Task requirements:
1 > Can you repeat word for word the part of the pose label generation README that opens with the words containing "Rohan P. Singh, Mehdi" and closes with "in RGB images."?
2 > Can you write the next part of the pose label generation README, picking up right after its last sentence?

Update: Docker image (thanks to @avasalya) is here
(with zoom-in/out, go back into scenes, load dataset from GUI, change number of keypoints, keyboard shortcuts, and more features...)
Code for the paper:
Rapid Pose Label Generation through Sparse Representation of Unknown Objects (ICRA 2021)
Rohan P. Singh, Mehdi Benallegue, Yusuke Yoshiyasu, Fumio Kanehiro
This is a tool for rapid generation of labeled training dataset primarily for the purpose of training keypoint detector networks for full pose estimation of a rigid, non-articulated 3D object in RGB images.
We provide a GUI to fetch minimal user input. Using the given software, we have been able to generate large, accurately--labeled, training datasets consisting of multiple objects in different scenes (environments with varying background conditions, illuminations, clutter etc.) using just a handheld RGB-D sensor in only a few hours, including the time involved in capturing the raw dataset. And ultimately, used the training dataset for training a bounding-box detector (YOLOv3) and a keypoint detector network (ObjectKeypointTrainer).
The code in this repository forms Part-1 of the full software:
Links to other parts:
- Part-2: ObjectKeypointTrainer
- Part-3: Not-yet-available
All or several parts of the given Python 3.7.4 code are dependent on the following:
- PyQt5
- OpenCV
- open3d
- transforms3d
We recommend satisfying above dependencies to be able to use all scripts, though it should be possible to bypass some requirements depending to the use case. We recommend working in a conda environment.
For pre-processing of the raw dataset (extracting frames if you have a ROS bagfile and for dense 3D reconstruction) we rely on the following applications:
We assume that using bag-to-png, png-to-klg and ElasticFusion, the user is able to generate a dataset directory tree which looks like follows:
dataset_dir/
├── wrench_tool_data/
│ ├── 00/
│ │ ├── 00.ply
│ │ ├── associations.txt
│ │ ├── camera.poses
│ │ ├── rgb/
│ │ └── depth/
│ ├── 01/
│ ├── 02/
│ ├── 03/
│ ├── 04/
│ └── camera.txt
├── object_1_data/...
└── object_2_data/...
where camera.poses
and 00.ply
are the camera trajectory and the dense scene generated by ElasticFusion respectively. Ideally, the user has collected raw dataset for different scenes/environments in directories 00, 01, 02,...
. camera.txt
contains the camera intrinsics as fx fy cx cy
.

Coordinate annotation records
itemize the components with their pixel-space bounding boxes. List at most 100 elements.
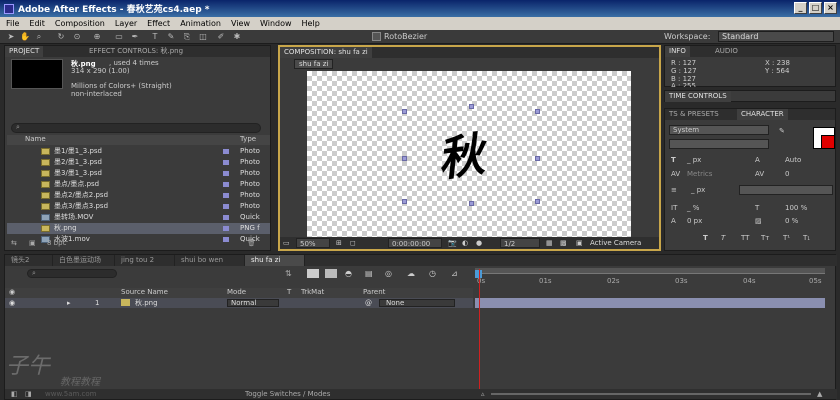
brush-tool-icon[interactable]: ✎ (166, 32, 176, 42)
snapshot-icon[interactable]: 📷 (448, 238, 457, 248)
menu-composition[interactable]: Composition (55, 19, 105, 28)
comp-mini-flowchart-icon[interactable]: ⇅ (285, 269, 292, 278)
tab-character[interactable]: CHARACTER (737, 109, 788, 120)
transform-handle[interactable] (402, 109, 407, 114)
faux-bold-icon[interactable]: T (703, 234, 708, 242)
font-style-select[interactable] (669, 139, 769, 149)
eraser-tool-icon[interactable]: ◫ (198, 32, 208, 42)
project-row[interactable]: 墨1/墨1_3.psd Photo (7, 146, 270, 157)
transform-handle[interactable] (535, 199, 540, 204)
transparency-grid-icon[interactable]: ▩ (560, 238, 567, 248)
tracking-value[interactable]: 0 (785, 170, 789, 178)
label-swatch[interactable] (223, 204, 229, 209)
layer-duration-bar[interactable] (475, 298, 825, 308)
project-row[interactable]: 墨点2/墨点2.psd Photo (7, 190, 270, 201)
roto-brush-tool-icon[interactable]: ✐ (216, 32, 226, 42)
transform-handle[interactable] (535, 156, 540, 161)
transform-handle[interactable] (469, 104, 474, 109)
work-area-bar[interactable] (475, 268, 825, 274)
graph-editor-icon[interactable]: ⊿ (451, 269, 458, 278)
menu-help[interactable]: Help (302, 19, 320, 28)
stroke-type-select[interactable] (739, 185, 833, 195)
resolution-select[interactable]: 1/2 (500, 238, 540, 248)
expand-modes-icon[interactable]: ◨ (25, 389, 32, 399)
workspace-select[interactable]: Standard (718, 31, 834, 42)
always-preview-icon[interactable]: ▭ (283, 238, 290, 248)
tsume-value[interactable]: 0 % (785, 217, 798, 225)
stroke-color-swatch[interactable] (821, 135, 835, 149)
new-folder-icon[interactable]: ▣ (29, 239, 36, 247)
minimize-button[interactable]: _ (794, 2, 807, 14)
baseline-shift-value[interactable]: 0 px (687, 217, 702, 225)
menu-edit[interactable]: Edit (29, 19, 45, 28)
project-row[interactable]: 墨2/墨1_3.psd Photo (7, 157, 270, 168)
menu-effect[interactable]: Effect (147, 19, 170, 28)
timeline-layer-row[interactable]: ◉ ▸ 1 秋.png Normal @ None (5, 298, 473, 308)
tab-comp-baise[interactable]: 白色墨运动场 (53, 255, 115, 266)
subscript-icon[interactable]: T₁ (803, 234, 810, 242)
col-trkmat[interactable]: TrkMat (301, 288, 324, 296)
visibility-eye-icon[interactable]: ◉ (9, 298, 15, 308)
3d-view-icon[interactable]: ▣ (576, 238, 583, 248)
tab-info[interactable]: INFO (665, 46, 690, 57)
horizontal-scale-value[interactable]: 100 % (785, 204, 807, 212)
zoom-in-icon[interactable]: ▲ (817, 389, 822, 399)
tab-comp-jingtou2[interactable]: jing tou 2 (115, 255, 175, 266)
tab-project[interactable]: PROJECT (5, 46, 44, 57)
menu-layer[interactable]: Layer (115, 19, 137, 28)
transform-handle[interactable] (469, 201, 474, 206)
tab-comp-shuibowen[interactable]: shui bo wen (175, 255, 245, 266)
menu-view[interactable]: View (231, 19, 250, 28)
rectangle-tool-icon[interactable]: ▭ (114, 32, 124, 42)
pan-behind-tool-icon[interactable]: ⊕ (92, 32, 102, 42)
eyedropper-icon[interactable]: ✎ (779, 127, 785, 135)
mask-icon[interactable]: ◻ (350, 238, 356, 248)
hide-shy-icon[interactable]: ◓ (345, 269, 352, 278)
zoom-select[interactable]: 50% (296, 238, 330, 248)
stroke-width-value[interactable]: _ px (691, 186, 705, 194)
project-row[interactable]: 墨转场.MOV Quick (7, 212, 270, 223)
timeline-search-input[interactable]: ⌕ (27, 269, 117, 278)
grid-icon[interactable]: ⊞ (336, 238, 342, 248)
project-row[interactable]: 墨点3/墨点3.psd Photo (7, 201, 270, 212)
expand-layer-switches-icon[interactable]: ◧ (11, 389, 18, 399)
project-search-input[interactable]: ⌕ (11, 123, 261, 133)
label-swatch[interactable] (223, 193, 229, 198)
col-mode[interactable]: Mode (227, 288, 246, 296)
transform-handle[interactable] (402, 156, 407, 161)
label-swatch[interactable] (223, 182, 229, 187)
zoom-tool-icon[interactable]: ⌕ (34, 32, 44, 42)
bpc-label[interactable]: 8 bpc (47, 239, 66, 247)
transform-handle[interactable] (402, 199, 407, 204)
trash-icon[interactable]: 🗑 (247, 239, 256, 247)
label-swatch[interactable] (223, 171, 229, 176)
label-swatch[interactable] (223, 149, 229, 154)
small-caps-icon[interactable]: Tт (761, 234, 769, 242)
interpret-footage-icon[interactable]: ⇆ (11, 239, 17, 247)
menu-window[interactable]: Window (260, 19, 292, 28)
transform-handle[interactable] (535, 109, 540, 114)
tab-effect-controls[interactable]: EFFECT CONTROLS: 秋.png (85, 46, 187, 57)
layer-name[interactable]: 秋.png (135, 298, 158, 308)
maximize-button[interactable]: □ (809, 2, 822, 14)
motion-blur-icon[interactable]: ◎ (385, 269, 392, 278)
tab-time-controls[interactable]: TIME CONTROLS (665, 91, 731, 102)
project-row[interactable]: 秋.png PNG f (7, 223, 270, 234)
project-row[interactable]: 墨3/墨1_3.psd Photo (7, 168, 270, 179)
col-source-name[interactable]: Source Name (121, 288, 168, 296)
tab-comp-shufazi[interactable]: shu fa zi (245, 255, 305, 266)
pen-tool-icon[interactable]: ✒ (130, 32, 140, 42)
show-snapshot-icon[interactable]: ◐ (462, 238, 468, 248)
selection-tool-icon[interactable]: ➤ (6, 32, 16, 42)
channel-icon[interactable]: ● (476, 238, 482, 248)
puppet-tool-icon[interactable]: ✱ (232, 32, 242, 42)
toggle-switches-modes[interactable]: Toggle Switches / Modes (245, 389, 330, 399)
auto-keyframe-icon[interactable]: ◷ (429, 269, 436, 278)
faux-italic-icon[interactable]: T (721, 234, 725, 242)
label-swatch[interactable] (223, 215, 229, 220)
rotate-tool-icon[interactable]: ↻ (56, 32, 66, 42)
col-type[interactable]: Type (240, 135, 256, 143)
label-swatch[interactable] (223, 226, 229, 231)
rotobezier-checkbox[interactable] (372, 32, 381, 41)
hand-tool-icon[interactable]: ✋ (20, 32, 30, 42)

Response list:
1 >
Rohan P. Singh, Mehdi Benallegue, Yusuke Yoshiyasu, Fumio Kanehiro
This is a tool for rapid generation of labeled training dataset primarily for the purpose of training keypoint detector networks for full pose estimation of a rigid, non-articulated 3D object in RGB images.

2 >
This should bring up the main GUI:
$ python main.py
In the case where the user has no model of any kind for their object, the first step is to generate a sparse model using the GUI and then build a rough dense model using the join.py
script.
To create the sparse model, first choose about 6-10 points on the object. Since you need to click on these points in RGB images later, make sure the points are uniquely identifiable. Also make sure the points are well distributed around the object, so a few points are visible if you look at the object from any view. Remember the order and location of the chosen points and launch the GUI, setting the --keypoints
argument equal to the number of chosen keypoints.
- Go to 'File' and 'Load Dataset'.
- Click on 'Next scene' to load the first scene.
- Click on 'Load New Image' and manually label all keypoints decided on the object which are visible.
- Click on 'Skip keypoint' if keypoint is not visible (Keypoint labeling is order sensitive).
- To shuffle, click on 'Load New Image' again or press the spacebar.
- Click on 'Next scene' when you have clicked on as many points as you can see.
- Repeat Steps 2-5 for each scene.
- Click on 'Compute'.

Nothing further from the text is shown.